**EXERCISE TASK**
Omit all pictures and give the records below again exactly as written.
* Begin *
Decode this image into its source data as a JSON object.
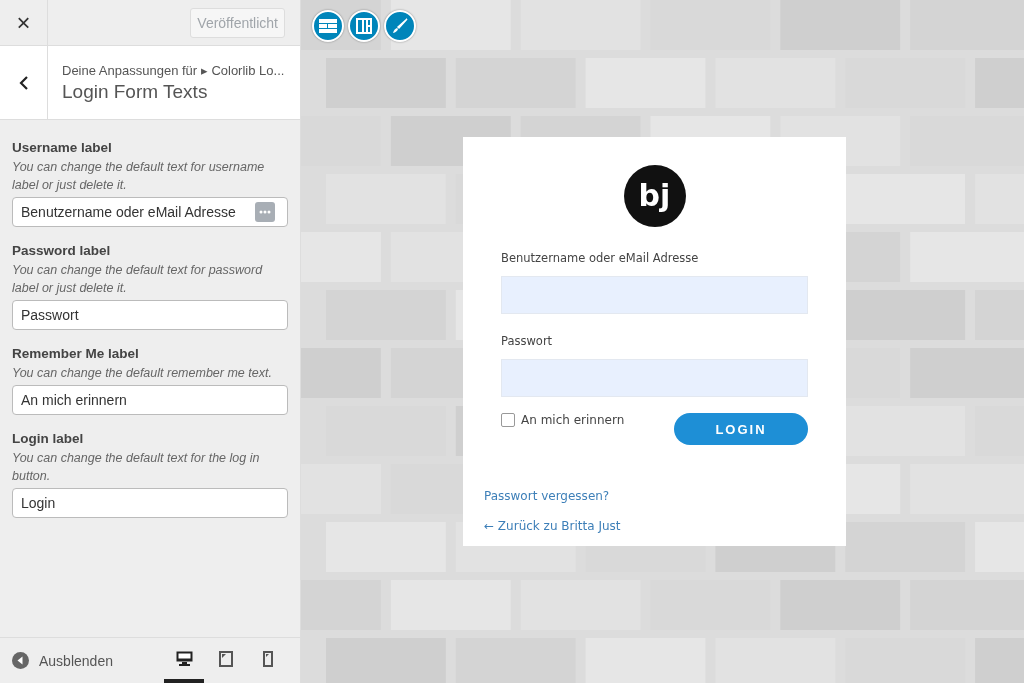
{
  "header": {
    "close": "×",
    "publish_button": {
      "label": "Veröffentlicht",
      "disabled": true
    }
  },
  "section": {
    "breadcrumb": "Deine Anpassungen für ▸ Colorlib Lo...",
    "title": "Login Form Texts"
  },
  "controls": [
    {
      "label": "Username label",
      "description": "You can change the default text for username label or just delete it.",
      "value": "Benutzername oder eMail Adresse",
      "has_menu": true
    },
    {
      "label": "Password label",
      "description": "You can change the default text for password label or just delete it.",
      "value": "Passwort",
      "has_menu": false
    },
    {
      "label": "Remember Me label",
      "description": "You can change the default remember me text.",
      "value": "An mich erinnern",
      "has_menu": false
    },
    {
      "label": "Login label",
      "description": "You can change the default text for the log in button.",
      "value": "Login",
      "has_menu": false
    }
  ],
  "footer": {
    "hide_label": "Ausblenden",
    "devices": [
      {
        "kind": "desktop",
        "selected": true
      },
      {
        "kind": "tablet",
        "selected": false
      },
      {
        "kind": "mobile",
        "selected": false
      }
    ]
  },
  "preview": {
    "toolbar": [
      {
        "kind": "layout"
      },
      {
        "kind": "columns"
      },
      {
        "kind": "brush"
      }
    ],
    "login_form": {
      "logo": "bj",
      "username_label": "Benutzername oder eMail Adresse",
      "password_label": "Passwort",
      "remember_label": "An mich erinnern",
      "remember_checked": false,
      "login_button": "LOGIN",
      "lost_password_link": "Passwort vergessen?",
      "back_link": "← Zurück zu Britta Just"
    }
  }
}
* End *
**FINISHED EXERCISE**
Decode this image into its source data as a JSON object.
{
  "header": {
    "close": "×",
    "publish_button": {
      "label": "Veröffentlicht",
      "disabled": true
    }
  },
  "section": {
    "breadcrumb": "Deine Anpassungen für ▸ Colorlib Lo...",
    "title": "Login Form Texts"
  },
  "controls": [
    {
      "label": "Username label",
      "description": "You can change the default text for username label or just delete it.",
      "value": "Benutzername oder eMail Adresse",
      "has_menu": true
    },
    {
      "label": "Password label",
      "description": "You can change the default text for password label or just delete it.",
      "value": "Passwort",
      "has_menu": false
    },
    {
      "label": "Remember Me label",
      "description": "You can change the default remember me text.",
      "value": "An mich erinnern",
      "has_menu": false
    },
    {
      "label": "Login label",
      "description": "You can change the default text for the log in button.",
      "value": "Login",
      "has_menu": false
    }
  ],
  "footer": {
    "hide_label": "Ausblenden",
    "devices": [
      {
        "kind": "desktop",
        "selected": true
      },
      {
        "kind": "tablet",
        "selected": false
      },
      {
        "kind": "mobile",
        "selected": false
      }
    ]
  },
  "preview": {
    "toolbar": [
      {
        "kind": "layout"
      },
      {
        "kind": "columns"
      },
      {
        "kind": "brush"
      }
    ],
    "login_form": {
      "logo": "bj",
      "username_label": "Benutzername oder eMail Adresse",
      "password_label": "Passwort",
      "remember_label": "An mich erinnern",
      "remember_checked": false,
      "login_button": "LOGIN",
      "lost_password_link": "Passwort vergessen?",
      "back_link": "← Zurück zu Britta Just"
    }
  }
}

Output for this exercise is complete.